→ Short exercise
Give every entry again, word for word and in full.

* BEGIN Exercise data *

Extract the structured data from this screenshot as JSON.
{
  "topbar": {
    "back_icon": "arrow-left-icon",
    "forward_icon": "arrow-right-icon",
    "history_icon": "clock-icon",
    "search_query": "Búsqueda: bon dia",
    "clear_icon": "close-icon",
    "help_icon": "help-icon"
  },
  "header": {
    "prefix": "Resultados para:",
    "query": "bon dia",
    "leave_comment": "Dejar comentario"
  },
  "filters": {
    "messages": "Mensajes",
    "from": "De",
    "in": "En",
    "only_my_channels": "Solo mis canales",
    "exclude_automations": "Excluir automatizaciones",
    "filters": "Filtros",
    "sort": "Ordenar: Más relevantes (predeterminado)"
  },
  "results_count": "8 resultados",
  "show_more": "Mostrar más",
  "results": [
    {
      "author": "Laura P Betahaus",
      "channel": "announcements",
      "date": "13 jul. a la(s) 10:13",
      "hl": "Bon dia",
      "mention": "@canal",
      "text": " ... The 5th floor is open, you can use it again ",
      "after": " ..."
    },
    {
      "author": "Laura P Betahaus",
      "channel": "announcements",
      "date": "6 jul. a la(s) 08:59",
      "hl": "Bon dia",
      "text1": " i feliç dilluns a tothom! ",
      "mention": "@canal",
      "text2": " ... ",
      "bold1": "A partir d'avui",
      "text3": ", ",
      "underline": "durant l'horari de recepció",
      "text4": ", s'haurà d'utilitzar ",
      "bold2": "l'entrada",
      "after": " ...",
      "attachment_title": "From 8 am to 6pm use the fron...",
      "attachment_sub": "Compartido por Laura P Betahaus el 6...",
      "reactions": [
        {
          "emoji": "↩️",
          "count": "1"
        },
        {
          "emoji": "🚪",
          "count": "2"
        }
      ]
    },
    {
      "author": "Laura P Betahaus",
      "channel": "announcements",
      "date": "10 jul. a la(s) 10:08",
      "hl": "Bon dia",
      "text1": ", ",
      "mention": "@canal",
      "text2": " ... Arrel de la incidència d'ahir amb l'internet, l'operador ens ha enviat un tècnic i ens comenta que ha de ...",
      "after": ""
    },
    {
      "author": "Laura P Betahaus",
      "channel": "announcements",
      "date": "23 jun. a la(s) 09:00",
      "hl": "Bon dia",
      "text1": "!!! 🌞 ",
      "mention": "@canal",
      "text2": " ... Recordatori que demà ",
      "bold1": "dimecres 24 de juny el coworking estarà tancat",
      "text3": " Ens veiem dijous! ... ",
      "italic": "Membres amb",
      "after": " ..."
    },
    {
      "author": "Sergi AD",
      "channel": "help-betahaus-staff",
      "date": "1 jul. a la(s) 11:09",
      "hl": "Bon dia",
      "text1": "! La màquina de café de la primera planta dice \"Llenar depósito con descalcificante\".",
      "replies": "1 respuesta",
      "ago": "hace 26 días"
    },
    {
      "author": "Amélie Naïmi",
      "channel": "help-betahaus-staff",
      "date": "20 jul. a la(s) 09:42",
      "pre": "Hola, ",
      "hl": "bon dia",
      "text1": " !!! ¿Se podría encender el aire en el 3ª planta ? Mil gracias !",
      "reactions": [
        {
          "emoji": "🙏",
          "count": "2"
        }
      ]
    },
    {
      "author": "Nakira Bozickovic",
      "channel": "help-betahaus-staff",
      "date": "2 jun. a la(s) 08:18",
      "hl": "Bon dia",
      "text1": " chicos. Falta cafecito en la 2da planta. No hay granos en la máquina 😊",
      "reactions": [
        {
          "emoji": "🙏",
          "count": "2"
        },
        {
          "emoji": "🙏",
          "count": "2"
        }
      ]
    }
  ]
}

* END Exercise data *

→ Completed exercise
Extract the structured data from this screenshot as JSON.
{
  "topbar": {
    "back_icon": "arrow-left-icon",
    "forward_icon": "arrow-right-icon",
    "history_icon": "clock-icon",
    "search_query": "Búsqueda: bon dia",
    "clear_icon": "close-icon",
    "help_icon": "help-icon"
  },
  "header": {
    "prefix": "Resultados para:",
    "query": "bon dia",
    "leave_comment": "Dejar comentario"
  },
  "filters": {
    "messages": "Mensajes",
    "from": "De",
    "in": "En",
    "only_my_channels": "Solo mis canales",
    "exclude_automations": "Excluir automatizaciones",
    "filters": "Filtros",
    "sort": "Ordenar: Más relevantes (predeterminado)"
  },
  "results_count": "8 resultados",
  "show_more": "Mostrar más",
  "results": [
    {
      "author": "Laura P Betahaus",
      "channel": "announcements",
      "date": "13 jul. a la(s) 10:13",
      "hl": "Bon dia",
      "mention": "@canal",
      "text": " ... The 5th floor is open, you can use it again ",
      "after": " ..."
    },
    {
      "author": "Laura P Betahaus",
      "channel": "announcements",
      "date": "6 jul. a la(s) 08:59",
      "hl": "Bon dia",
      "text1": " i feliç dilluns a tothom! ",
      "mention": "@canal",
      "text2": " ... ",
      "bold1": "A partir d'avui",
      "text3": ", ",
      "underline": "durant l'horari de recepció",
      "text4": ", s'haurà d'utilitzar ",
      "bold2": "l'entrada",
      "after": " ...",
      "attachment_title": "From 8 am to 6pm use the fron...",
      "attachment_sub": "Compartido por Laura P Betahaus el 6...",
      "reactions": [
        {
          "emoji": "↩️",
          "count": "1"
        },
        {
          "emoji": "🚪",
          "count": "2"
        }
      ]
    },
    {
      "author": "Laura P Betahaus",
      "channel": "announcements",
      "date": "10 jul. a la(s) 10:08",
      "hl": "Bon dia",
      "text1": ", ",
      "mention": "@canal",
      "text2": " ... Arrel de la incidència d'ahir amb l'internet, l'operador ens ha enviat un tècnic i ens comenta que ha de ...",
      "after": ""
    },
    {
      "author": "Laura P Betahaus",
      "channel": "announcements",
      "date": "23 jun. a la(s) 09:00",
      "hl": "Bon dia",
      "text1": "!!! 🌞 ",
      "mention": "@canal",
      "text2": " ... Recordatori que demà ",
      "bold1": "dimecres 24 de juny el coworking estarà tancat",
      "text3": " Ens veiem dijous! ... ",
      "italic": "Membres amb",
      "after": " ..."
    },
    {
      "author": "Sergi AD",
      "channel": "help-betahaus-staff",
      "date": "1 jul. a la(s) 11:09",
      "hl": "Bon dia",
      "text1": "! La màquina de café de la primera planta dice \"Llenar depósito con descalcificante\".",
      "replies": "1 respuesta",
      "ago": "hace 26 días"
    },
    {
      "author": "Amélie Naïmi",
      "channel": "help-betahaus-staff",
      "date": "20 jul. a la(s) 09:42",
      "pre": "Hola, ",
      "hl": "bon dia",
      "text1": " !!! ¿Se podría encender el aire en el 3ª planta ? Mil gracias !",
      "reactions": [
        {
          "emoji": "🙏",
          "count": "2"
        }
      ]
    },
    {
      "author": "Nakira Bozickovic",
      "channel": "help-betahaus-staff",
      "date": "2 jun. a la(s) 08:18",
      "hl": "Bon dia",
      "text1": " chicos. Falta cafecito en la 2da planta. No hay granos en la máquina 😊",
      "reactions": [
        {
          "emoji": "🙏",
          "count": "2"
        },
        {
          "emoji": "🙏",
          "count": "2"
        }
      ]
    }
  ]
}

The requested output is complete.